## start DATA SUPPLIED

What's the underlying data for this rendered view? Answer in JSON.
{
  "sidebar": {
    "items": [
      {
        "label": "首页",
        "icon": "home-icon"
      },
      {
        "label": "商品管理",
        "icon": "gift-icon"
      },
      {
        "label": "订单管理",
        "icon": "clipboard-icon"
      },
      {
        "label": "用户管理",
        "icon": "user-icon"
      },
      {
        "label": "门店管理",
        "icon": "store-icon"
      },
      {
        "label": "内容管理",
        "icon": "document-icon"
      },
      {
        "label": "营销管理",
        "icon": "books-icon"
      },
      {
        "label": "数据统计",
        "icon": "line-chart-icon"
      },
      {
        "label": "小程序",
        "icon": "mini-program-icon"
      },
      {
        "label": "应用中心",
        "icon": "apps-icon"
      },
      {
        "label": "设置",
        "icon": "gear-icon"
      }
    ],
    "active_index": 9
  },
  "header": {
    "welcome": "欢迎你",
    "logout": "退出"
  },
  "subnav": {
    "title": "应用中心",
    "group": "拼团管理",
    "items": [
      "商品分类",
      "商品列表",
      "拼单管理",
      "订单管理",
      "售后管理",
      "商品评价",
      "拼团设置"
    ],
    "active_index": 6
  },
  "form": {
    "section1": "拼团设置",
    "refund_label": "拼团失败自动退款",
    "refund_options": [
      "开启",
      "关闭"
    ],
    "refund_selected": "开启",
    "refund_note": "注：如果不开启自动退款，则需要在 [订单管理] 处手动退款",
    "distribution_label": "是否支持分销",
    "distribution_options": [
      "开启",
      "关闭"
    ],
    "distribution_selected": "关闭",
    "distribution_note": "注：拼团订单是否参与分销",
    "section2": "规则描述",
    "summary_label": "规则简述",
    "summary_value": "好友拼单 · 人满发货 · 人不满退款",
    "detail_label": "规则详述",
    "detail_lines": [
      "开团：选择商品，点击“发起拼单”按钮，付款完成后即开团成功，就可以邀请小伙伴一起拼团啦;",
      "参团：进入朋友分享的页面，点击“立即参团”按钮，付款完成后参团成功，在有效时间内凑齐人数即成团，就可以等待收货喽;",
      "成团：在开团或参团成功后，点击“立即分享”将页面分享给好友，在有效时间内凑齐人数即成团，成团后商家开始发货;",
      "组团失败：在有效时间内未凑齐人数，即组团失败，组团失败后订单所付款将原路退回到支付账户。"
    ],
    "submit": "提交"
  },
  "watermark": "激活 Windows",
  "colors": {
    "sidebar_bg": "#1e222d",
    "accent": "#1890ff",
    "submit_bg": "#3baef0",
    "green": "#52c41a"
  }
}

## end DATA SUPPLIED

■ GIVEN PROBLEM: Transcribe the full listing above without leaving anything out.

■ TASK ANSWER:
What's the underlying data for this rendered view? Answer in JSON.
{
  "sidebar": {
    "items": [
      {
        "label": "首页",
        "icon": "home-icon"
      },
      {
        "label": "商品管理",
        "icon": "gift-icon"
      },
      {
        "label": "订单管理",
        "icon": "clipboard-icon"
      },
      {
        "label": "用户管理",
        "icon": "user-icon"
      },
      {
        "label": "门店管理",
        "icon": "store-icon"
      },
      {
        "label": "内容管理",
        "icon": "document-icon"
      },
      {
        "label": "营销管理",
        "icon": "books-icon"
      },
      {
        "label": "数据统计",
        "icon": "line-chart-icon"
      },
      {
        "label": "小程序",
        "icon": "mini-program-icon"
      },
      {
        "label": "应用中心",
        "icon": "apps-icon"
      },
      {
        "label": "设置",
        "icon": "gear-icon"
      }
    ],
    "active_index": 9
  },
  "header": {
    "welcome": "欢迎你",
    "logout": "退出"
  },
  "subnav": {
    "title": "应用中心",
    "group": "拼团管理",
    "items": [
      "商品分类",
      "商品列表",
      "拼单管理",
      "订单管理",
      "售后管理",
      "商品评价",
      "拼团设置"
    ],
    "active_index": 6
  },
  "form": {
    "section1": "拼团设置",
    "refund_label": "拼团失败自动退款",
    "refund_options": [
      "开启",
      "关闭"
    ],
    "refund_selected": "开启",
    "refund_note": "注：如果不开启自动退款，则需要在 [订单管理] 处手动退款",
    "distribution_label": "是否支持分销",
    "distribution_options": [
      "开启",
      "关闭"
    ],
    "distribution_selected": "关闭",
    "distribution_note": "注：拼团订单是否参与分销",
    "section2": "规则描述",
    "summary_label": "规则简述",
    "summary_value": "好友拼单 · 人满发货 · 人不满退款",
    "detail_label": "规则详述",
    "detail_lines": [
      "开团：选择商品，点击“发起拼单”按钮，付款完成后即开团成功，就可以邀请小伙伴一起拼团啦;",
      "参团：进入朋友分享的页面，点击“立即参团”按钮，付款完成后参团成功，在有效时间内凑齐人数即成团，就可以等待收货喽;",
      "成团：在开团或参团成功后，点击“立即分享”将页面分享给好友，在有效时间内凑齐人数即成团，成团后商家开始发货;",
      "组团失败：在有效时间内未凑齐人数，即组团失败，组团失败后订单所付款将原路退回到支付账户。"
    ],
    "submit": "提交"
  },
  "watermark": "激活 Windows",
  "colors": {
    "sidebar_bg": "#1e222d",
    "accent": "#1890ff",
    "submit_bg": "#3baef0",
    "green": "#52c41a"
  }
}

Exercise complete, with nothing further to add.